→ Problem to solve: Can the data below be set down again exactly, line for line?

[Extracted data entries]
━━━━━━━━━━━━━━━━
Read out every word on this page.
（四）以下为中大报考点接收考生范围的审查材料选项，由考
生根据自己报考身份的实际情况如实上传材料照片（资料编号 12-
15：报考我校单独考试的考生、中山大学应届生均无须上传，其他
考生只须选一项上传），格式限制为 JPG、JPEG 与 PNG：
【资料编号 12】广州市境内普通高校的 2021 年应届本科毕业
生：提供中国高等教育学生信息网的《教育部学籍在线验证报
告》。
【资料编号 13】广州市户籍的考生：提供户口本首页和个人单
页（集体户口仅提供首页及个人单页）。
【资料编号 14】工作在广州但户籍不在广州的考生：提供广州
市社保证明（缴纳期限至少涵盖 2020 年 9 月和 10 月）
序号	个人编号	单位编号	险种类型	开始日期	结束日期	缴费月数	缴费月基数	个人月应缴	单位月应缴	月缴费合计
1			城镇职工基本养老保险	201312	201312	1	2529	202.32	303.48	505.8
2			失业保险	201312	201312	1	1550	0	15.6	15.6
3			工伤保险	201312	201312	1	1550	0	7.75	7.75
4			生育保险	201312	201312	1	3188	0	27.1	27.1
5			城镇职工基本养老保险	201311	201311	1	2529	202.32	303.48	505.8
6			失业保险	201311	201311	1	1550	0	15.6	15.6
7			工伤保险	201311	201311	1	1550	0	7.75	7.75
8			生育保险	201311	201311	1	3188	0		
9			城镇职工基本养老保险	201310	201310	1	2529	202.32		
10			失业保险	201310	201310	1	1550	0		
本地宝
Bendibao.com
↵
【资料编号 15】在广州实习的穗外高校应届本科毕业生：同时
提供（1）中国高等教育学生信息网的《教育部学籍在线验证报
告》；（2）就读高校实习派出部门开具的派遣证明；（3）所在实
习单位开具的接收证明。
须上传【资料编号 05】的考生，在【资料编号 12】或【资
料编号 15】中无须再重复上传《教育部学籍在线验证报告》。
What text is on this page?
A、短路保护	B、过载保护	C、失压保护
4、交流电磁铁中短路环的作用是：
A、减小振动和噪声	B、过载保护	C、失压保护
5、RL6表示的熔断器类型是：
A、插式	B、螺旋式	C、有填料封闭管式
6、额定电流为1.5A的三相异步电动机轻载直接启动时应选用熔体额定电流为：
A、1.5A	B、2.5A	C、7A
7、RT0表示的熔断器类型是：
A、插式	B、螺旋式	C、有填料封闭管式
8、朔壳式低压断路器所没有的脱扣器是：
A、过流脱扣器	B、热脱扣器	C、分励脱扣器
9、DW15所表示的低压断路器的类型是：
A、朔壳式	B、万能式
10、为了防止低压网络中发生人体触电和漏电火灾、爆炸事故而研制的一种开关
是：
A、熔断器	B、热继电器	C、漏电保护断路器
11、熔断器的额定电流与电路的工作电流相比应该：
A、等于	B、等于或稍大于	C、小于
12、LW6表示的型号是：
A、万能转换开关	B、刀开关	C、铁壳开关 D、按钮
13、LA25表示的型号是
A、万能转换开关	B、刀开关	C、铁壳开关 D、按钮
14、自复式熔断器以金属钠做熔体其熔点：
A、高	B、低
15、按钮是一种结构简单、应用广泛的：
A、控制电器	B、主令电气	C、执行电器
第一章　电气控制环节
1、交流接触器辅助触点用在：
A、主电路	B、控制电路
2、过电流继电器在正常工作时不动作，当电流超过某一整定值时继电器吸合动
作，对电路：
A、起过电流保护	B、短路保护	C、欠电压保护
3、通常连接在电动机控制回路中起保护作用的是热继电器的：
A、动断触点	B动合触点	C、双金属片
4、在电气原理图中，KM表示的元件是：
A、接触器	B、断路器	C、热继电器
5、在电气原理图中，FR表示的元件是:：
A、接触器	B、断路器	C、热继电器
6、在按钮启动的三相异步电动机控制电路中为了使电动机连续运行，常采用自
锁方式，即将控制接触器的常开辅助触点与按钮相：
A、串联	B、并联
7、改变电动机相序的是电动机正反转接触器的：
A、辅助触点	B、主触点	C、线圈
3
━━━━━━━━━━━━━━━━
→ Solution for this exercise:
Read out every word on this page.
（四）以下为中大报考点接收考生范围的审查材料选项，由考
生根据自己报考身份的实际情况如实上传材料照片（资料编号 12-
15：报考我校单独考试的考生、中山大学应届生均无须上传，其他
考生只须选一项上传），格式限制为 JPG、JPEG 与 PNG：
【资料编号 12】广州市境内普通高校的 2021 年应届本科毕业
生：提供中国高等教育学生信息网的《教育部学籍在线验证报
告》。
【资料编号 13】广州市户籍的考生：提供户口本首页和个人单
页（集体户口仅提供首页及个人单页）。
【资料编号 14】工作在广州但户籍不在广州的考生：提供广州
市社保证明（缴纳期限至少涵盖 2020 年 9 月和 10 月）
序号	个人编号	单位编号	险种类型	开始日期	结束日期	缴费月数	缴费月基数	个人月应缴	单位月应缴	月缴费合计
1			城镇职工基本养老保险	201312	201312	1	2529	202.32	303.48	505.8
2			失业保险	201312	201312	1	1550	0	15.6	15.6
3			工伤保险	201312	201312	1	1550	0	7.75	7.75
4			生育保险	201312	201312	1	3188	0	27.1	27.1
5			城镇职工基本养老保险	201311	201311	1	2529	202.32	303.48	505.8
6			失业保险	201311	201311	1	1550	0	15.6	15.6
7			工伤保险	201311	201311	1	1550	0	7.75	7.75
8			生育保险	201311	201311	1	3188	0		
9			城镇职工基本养老保险	201310	201310	1	2529	202.32		
10			失业保险	201310	201310	1	1550	0		
本地宝
Bendibao.com
↵
【资料编号 15】在广州实习的穗外高校应届本科毕业生：同时
提供（1）中国高等教育学生信息网的《教育部学籍在线验证报
告》；（2）就读高校实习派出部门开具的派遣证明；（3）所在实
习单位开具的接收证明。
须上传【资料编号 05】的考生，在【资料编号 12】或【资
料编号 15】中无须再重复上传《教育部学籍在线验证报告》。
What text is on this page?
A、短路保护	B、过载保护	C、失压保护
4、交流电磁铁中短路环的作用是：
A、减小振动和噪声	B、过载保护	C、失压保护
5、RL6表示的熔断器类型是：
A、插式	B、螺旋式	C、有填料封闭管式
6、额定电流为1.5A的三相异步电动机轻载直接启动时应选用熔体额定电流为：
A、1.5A	B、2.5A	C、7A
7、RT0表示的熔断器类型是：
A、插式	B、螺旋式	C、有填料封闭管式
8、朔壳式低压断路器所没有的脱扣器是：
A、过流脱扣器	B、热脱扣器	C、分励脱扣器
9、DW15所表示的低压断路器的类型是：
A、朔壳式	B、万能式
10、为了防止低压网络中发生人体触电和漏电火灾、爆炸事故而研制的一种开关
是：
A、熔断器	B、热继电器	C、漏电保护断路器
11、熔断器的额定电流与电路的工作电流相比应该：
A、等于	B、等于或稍大于	C、小于
12、LW6表示的型号是：
A、万能转换开关	B、刀开关	C、铁壳开关 D、按钮
13、LA25表示的型号是
A、万能转换开关	B、刀开关	C、铁壳开关 D、按钮
14、自复式熔断器以金属钠做熔体其熔点：
A、高	B、低
15、按钮是一种结构简单、应用广泛的：
A、控制电器	B、主令电气	C、执行电器
第一章　电气控制环节
1、交流接触器辅助触点用在：
A、主电路	B、控制电路
2、过电流继电器在正常工作时不动作，当电流超过某一整定值时继电器吸合动
作，对电路：
A、起过电流保护	B、短路保护	C、欠电压保护
3、通常连接在电动机控制回路中起保护作用的是热继电器的：
A、动断触点	B动合触点	C、双金属片
4、在电气原理图中，KM表示的元件是：
A、接触器	B、断路器	C、热继电器
5、在电气原理图中，FR表示的元件是:：
A、接触器	B、断路器	C、热继电器
6、在按钮启动的三相异步电动机控制电路中为了使电动机连续运行，常采用自
锁方式，即将控制接触器的常开辅助触点与按钮相：
A、串联	B、并联
7、改变电动机相序的是电动机正反转接触器的：
A、辅助触点	B、主触点	C、线圈
3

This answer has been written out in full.